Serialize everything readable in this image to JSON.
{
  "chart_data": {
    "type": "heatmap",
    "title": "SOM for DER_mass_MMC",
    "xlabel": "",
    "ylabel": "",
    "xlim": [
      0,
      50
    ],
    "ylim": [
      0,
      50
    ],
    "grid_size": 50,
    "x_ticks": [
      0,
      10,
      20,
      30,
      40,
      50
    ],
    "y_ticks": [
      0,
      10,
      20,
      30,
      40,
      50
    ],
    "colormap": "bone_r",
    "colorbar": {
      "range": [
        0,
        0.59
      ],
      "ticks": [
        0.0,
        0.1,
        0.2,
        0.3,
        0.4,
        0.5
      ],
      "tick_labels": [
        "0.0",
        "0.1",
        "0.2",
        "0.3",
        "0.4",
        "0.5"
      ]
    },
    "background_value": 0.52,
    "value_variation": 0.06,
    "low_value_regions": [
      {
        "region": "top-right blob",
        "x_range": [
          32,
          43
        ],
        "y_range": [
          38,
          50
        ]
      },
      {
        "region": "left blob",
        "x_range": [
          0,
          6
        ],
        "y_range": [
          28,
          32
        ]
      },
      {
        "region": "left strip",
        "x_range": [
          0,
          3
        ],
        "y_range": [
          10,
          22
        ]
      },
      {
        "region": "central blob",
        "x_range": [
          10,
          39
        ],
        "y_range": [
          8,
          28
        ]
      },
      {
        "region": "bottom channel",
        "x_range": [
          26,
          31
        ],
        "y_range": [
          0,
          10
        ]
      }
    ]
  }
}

- - - - - - -

# Problem statement
Retype all of the material above with every character intact.

# In response
Serialize everything readable in this image to JSON.
{
  "chart_data": {
    "type": "heatmap",
    "title": "SOM for DER_mass_MMC",
    "xlabel": "",
    "ylabel": "",
    "xlim": [
      0,
      50
    ],
    "ylim": [
      0,
      50
    ],
    "grid_size": 50,
    "x_ticks": [
      0,
      10,
      20,
      30,
      40,
      50
    ],
    "y_ticks": [
      0,
      10,
      20,
      30,
      40,
      50
    ],
    "colormap": "bone_r",
    "colorbar": {
      "range": [
        0,
        0.59
      ],
      "ticks": [
        0.0,
        0.1,
        0.2,
        0.3,
        0.4,
        0.5
      ],
      "tick_labels": [
        "0.0",
        "0.1",
        "0.2",
        "0.3",
        "0.4",
        "0.5"
      ]
    },
    "background_value": 0.52,
    "value_variation": 0.06,
    "low_value_regions": [
      {
        "region": "top-right blob",
        "x_range": [
          32,
          43
        ],
        "y_range": [
          38,
          50
        ]
      },
      {
        "region": "left blob",
        "x_range": [
          0,
          6
        ],
        "y_range": [
          28,
          32
        ]
      },
      {
        "region": "left strip",
        "x_range": [
          0,
          3
        ],
        "y_range": [
          10,
          22
        ]
      },
      {
        "region": "central blob",
        "x_range": [
          10,
          39
        ],
        "y_range": [
          8,
          28
        ]
      },
      {
        "region": "bottom channel",
        "x_range": [
          26,
          31
        ],
        "y_range": [
          0,
          10
        ]
      }
    ]
  }
}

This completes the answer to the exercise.